Set task — Single out each line with the word "services" and copy it.

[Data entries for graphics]
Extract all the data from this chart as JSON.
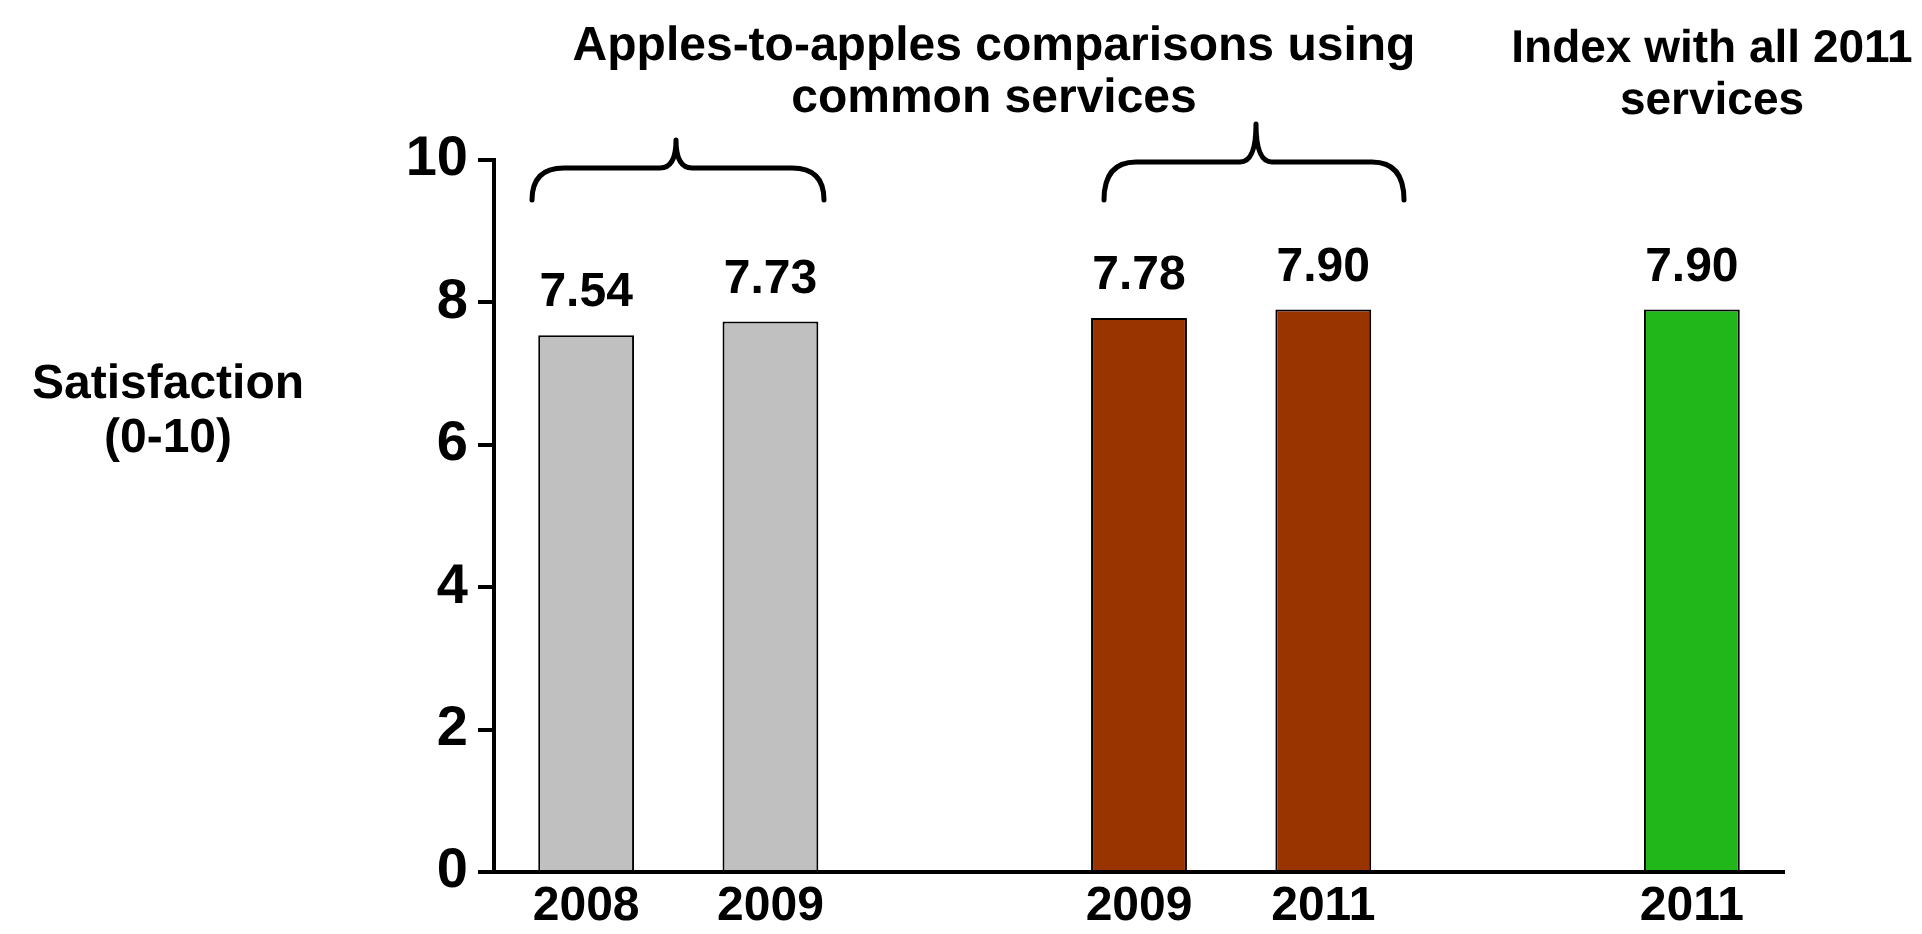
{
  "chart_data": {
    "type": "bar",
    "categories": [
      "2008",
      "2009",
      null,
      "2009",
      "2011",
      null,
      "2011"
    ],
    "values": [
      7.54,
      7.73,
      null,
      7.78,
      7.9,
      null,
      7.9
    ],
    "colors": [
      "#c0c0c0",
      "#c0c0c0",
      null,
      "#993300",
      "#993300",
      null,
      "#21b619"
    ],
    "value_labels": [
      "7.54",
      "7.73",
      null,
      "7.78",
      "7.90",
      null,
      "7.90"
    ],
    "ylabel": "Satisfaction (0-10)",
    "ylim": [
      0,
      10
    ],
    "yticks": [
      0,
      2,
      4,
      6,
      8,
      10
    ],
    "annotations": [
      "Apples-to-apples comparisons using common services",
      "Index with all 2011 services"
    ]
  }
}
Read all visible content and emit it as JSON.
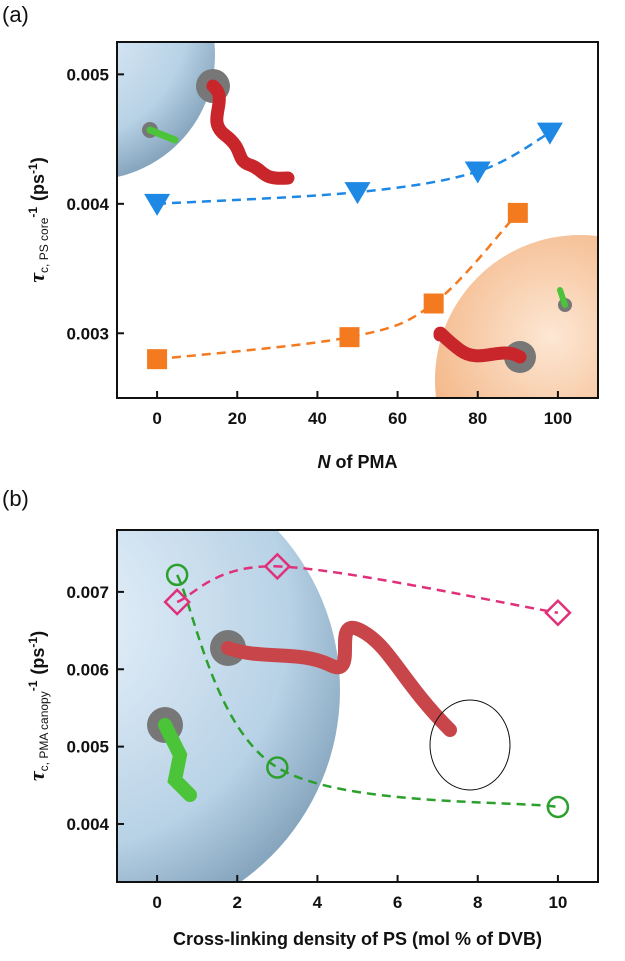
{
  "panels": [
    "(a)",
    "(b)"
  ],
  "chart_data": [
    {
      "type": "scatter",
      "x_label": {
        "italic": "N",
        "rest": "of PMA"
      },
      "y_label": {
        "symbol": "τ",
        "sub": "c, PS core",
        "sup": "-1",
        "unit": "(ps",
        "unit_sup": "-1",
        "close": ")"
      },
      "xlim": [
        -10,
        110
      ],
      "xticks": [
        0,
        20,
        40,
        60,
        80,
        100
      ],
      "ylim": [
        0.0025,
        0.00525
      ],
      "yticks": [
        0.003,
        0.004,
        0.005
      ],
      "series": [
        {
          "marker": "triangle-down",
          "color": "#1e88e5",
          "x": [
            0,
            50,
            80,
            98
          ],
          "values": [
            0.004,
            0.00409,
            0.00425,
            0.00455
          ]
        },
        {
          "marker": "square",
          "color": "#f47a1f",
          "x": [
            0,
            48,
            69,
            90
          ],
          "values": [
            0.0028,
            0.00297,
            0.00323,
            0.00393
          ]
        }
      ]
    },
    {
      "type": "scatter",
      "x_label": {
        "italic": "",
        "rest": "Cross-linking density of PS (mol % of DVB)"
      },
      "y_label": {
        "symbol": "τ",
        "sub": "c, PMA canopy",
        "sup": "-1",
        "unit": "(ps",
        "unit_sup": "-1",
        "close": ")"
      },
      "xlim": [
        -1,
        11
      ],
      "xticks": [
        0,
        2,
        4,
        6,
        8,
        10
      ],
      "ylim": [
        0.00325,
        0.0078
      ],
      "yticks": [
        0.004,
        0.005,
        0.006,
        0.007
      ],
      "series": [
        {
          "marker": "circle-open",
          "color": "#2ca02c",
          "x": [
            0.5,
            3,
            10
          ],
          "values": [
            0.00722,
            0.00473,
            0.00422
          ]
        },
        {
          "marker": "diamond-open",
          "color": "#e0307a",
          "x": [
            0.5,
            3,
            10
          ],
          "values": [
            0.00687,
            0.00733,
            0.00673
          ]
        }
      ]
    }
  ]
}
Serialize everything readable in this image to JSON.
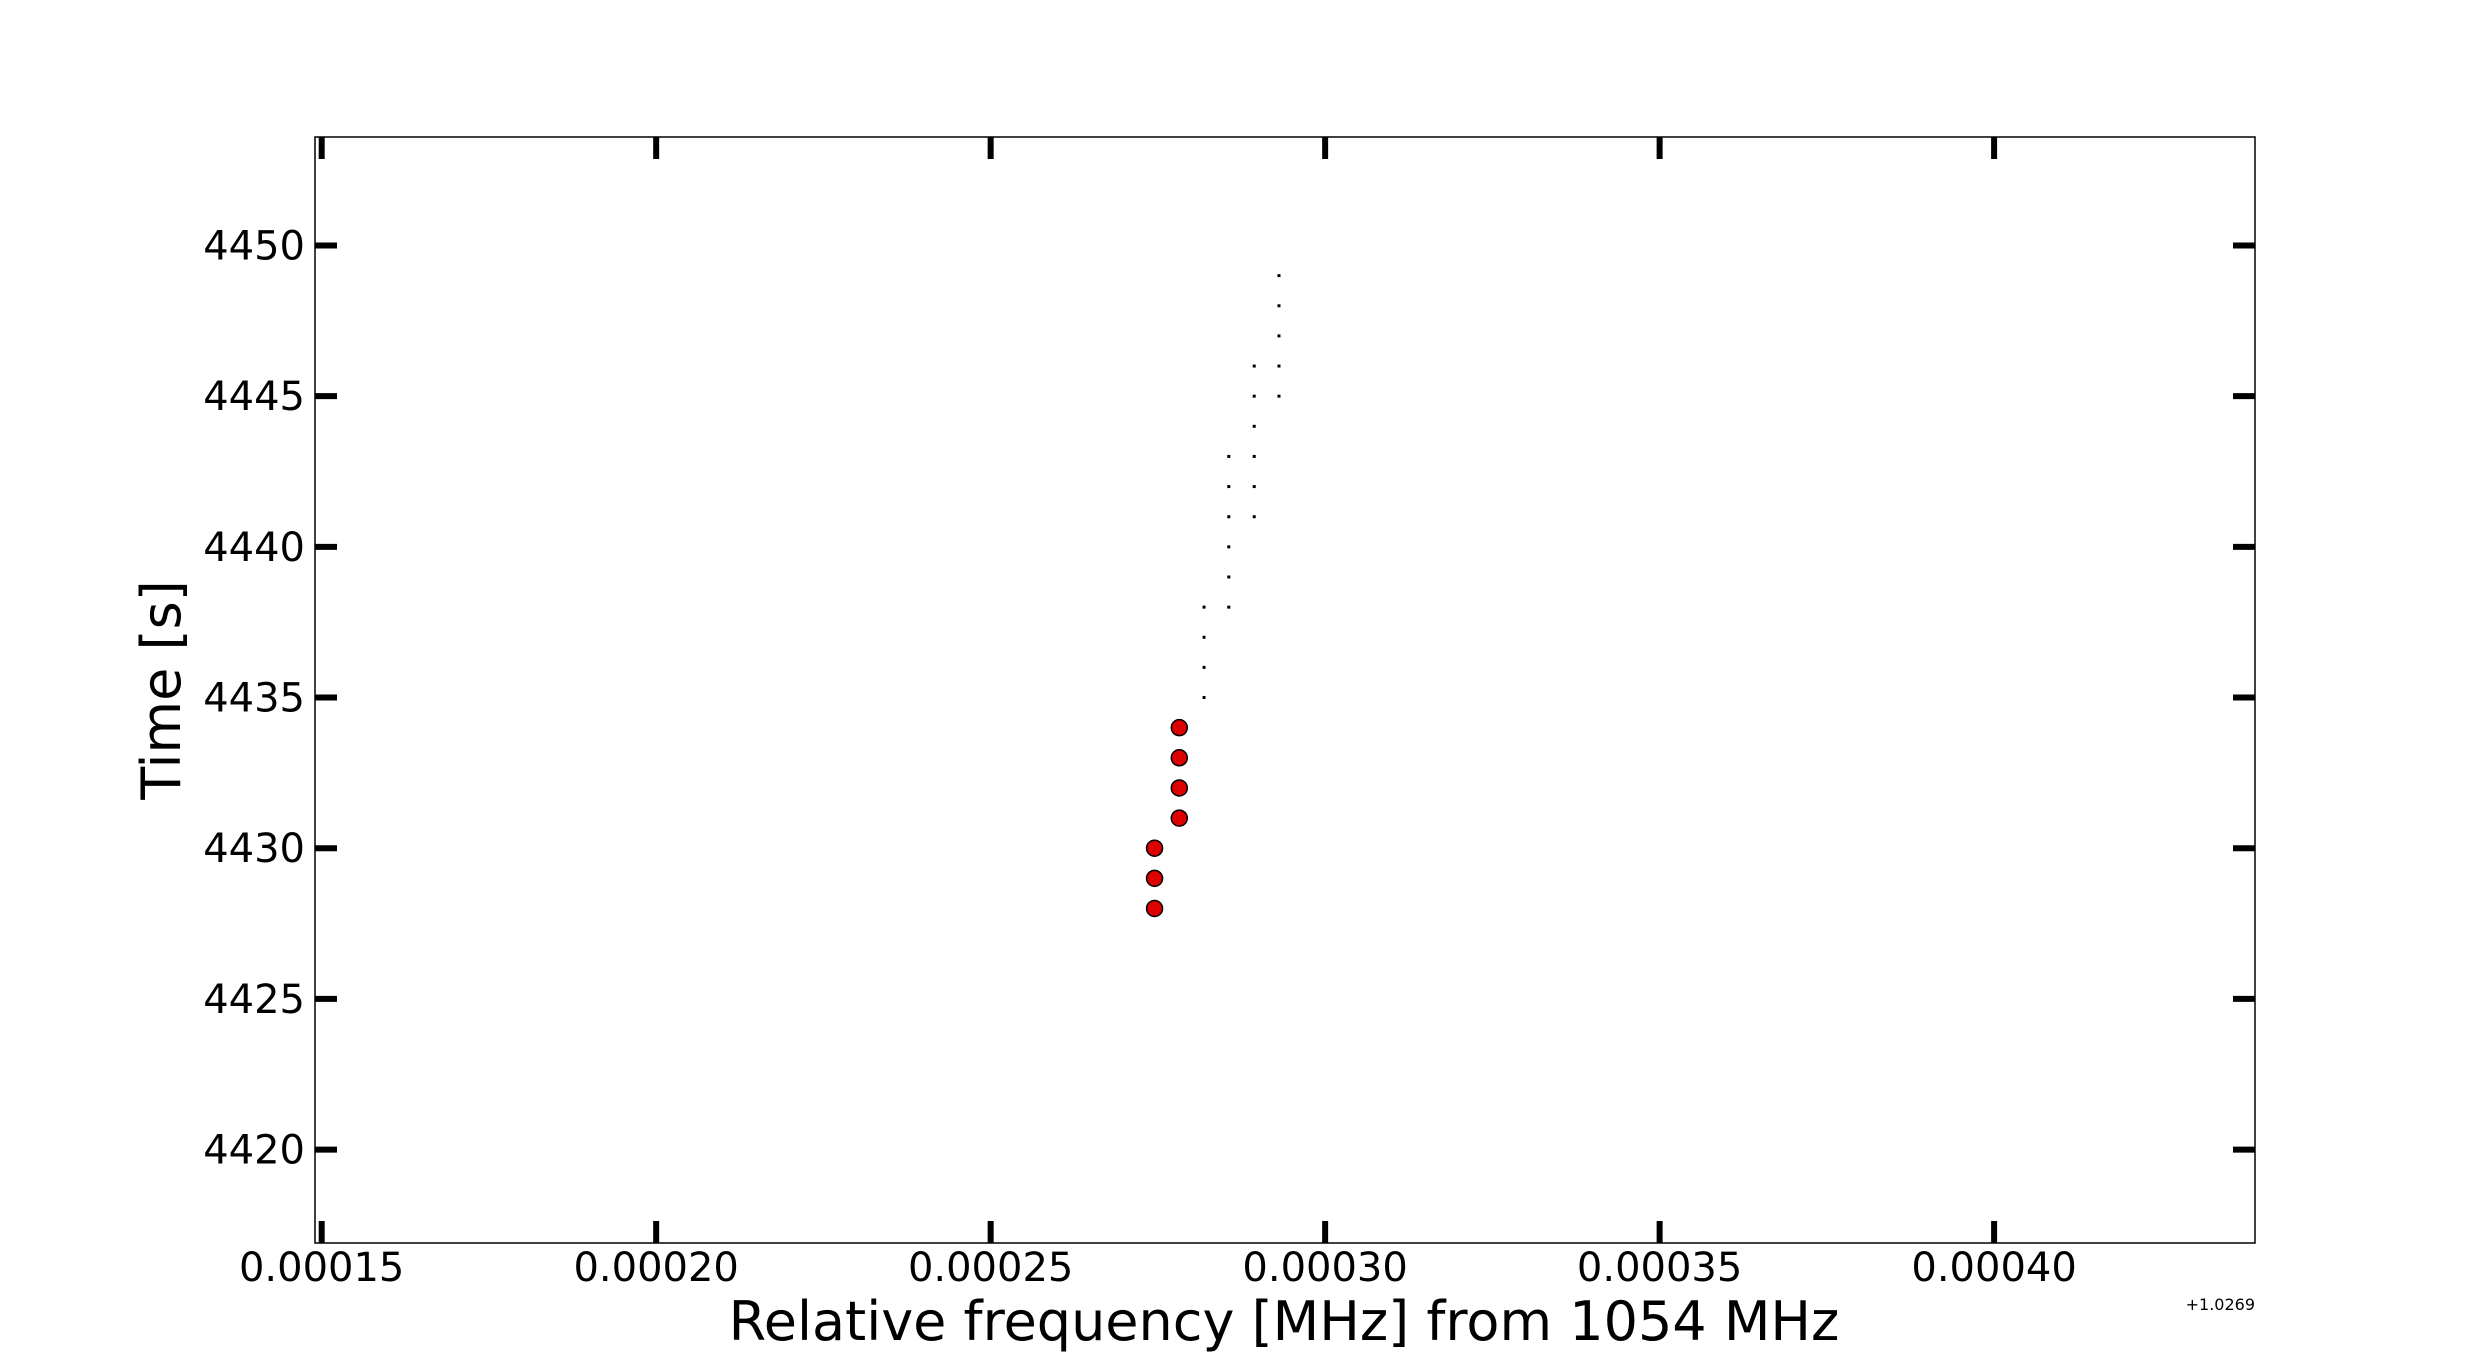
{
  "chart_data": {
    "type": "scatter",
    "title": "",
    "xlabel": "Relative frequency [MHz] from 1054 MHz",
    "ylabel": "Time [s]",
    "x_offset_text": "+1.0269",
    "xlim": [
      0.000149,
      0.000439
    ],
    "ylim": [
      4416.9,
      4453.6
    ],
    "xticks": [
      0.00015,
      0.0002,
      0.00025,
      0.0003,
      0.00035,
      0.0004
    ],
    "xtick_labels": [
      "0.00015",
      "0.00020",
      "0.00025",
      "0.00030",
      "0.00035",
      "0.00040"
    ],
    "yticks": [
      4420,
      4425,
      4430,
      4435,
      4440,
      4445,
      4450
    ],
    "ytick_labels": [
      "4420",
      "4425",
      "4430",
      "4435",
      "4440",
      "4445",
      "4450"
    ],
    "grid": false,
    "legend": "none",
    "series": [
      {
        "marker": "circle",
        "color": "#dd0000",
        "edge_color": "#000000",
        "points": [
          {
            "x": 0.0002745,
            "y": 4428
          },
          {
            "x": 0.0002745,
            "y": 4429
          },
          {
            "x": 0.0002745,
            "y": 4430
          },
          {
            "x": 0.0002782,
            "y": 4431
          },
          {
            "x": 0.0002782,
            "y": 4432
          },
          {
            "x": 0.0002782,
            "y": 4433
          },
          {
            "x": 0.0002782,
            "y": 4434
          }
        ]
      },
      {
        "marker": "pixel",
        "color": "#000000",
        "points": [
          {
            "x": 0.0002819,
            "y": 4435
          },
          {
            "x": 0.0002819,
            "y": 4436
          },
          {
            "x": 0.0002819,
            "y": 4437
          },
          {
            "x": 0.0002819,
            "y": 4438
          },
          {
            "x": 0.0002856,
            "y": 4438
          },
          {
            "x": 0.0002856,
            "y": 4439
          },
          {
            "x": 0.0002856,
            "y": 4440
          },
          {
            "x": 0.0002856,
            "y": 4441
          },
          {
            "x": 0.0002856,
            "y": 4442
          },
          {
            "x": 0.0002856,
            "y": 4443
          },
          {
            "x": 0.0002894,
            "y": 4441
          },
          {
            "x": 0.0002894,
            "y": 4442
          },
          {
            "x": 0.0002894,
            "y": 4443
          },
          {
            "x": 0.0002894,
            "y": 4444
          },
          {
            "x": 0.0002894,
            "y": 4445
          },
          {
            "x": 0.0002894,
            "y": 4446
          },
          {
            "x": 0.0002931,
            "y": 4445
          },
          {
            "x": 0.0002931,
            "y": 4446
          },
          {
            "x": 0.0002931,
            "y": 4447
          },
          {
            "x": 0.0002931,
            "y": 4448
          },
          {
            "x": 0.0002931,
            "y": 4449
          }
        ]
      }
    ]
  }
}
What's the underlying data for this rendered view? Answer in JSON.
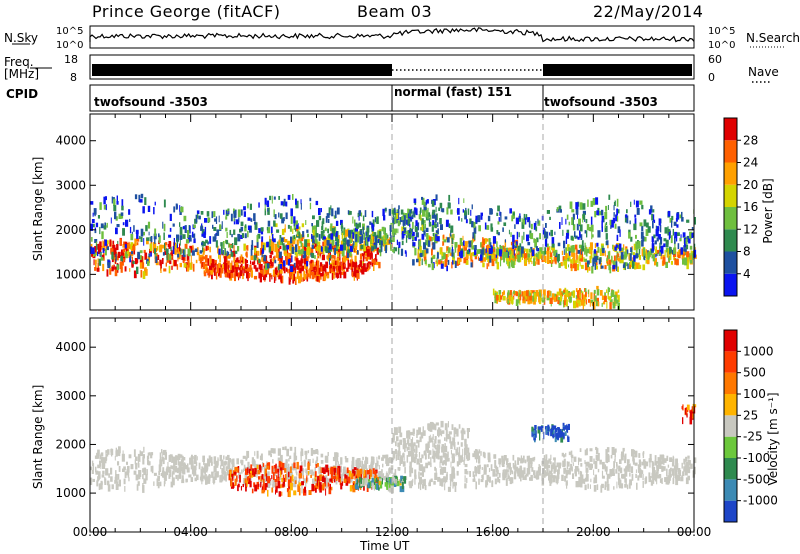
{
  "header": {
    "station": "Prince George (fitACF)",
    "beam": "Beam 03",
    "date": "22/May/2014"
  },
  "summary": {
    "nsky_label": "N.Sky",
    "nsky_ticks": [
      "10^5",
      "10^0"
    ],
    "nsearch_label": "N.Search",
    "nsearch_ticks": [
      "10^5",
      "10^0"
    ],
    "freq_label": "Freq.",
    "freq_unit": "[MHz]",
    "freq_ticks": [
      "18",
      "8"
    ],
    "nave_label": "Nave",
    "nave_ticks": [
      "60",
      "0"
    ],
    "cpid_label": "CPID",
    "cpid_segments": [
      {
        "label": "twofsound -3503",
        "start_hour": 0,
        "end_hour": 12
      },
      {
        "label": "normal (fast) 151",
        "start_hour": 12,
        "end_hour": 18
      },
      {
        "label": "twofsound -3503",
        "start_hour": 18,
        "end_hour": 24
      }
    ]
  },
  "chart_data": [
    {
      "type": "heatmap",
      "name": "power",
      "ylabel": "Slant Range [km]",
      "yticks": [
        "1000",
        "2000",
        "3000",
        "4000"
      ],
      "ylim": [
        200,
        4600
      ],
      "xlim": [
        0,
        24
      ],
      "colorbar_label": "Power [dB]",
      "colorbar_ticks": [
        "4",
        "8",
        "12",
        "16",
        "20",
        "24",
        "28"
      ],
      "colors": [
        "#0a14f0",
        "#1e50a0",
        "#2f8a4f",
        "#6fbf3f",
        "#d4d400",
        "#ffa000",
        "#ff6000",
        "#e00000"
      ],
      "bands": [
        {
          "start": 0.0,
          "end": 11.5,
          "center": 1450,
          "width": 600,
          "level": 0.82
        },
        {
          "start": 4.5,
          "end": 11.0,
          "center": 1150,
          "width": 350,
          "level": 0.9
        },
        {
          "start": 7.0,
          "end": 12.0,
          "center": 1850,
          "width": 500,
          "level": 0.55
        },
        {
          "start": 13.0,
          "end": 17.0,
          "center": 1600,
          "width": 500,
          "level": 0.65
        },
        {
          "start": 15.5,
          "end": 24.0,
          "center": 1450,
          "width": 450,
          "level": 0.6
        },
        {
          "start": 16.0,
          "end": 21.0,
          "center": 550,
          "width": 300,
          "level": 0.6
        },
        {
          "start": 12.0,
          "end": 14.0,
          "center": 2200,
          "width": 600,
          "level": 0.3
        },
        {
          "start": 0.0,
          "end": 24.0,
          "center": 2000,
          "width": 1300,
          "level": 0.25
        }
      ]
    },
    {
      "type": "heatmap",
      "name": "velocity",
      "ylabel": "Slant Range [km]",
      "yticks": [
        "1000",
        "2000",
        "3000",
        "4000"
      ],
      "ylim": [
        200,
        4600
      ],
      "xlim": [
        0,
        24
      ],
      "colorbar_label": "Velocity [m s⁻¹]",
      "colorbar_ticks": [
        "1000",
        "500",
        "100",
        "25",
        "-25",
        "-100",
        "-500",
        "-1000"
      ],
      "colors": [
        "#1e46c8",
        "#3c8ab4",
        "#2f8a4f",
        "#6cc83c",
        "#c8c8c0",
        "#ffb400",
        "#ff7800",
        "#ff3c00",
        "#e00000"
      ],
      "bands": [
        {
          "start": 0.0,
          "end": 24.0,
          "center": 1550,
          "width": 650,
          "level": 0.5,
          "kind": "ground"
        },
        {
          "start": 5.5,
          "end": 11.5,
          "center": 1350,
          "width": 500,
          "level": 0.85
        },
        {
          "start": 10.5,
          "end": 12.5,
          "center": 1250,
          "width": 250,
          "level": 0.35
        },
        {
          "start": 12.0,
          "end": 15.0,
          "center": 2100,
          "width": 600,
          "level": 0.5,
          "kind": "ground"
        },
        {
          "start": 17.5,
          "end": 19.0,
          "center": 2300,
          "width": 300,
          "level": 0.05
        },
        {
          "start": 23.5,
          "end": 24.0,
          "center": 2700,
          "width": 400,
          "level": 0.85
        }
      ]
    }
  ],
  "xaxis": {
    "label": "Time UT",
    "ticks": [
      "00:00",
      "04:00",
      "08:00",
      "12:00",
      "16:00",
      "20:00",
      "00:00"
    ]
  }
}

Exercise output —
      "Apples-to-apples comparisons using common services",
      "Index with all 2011 services"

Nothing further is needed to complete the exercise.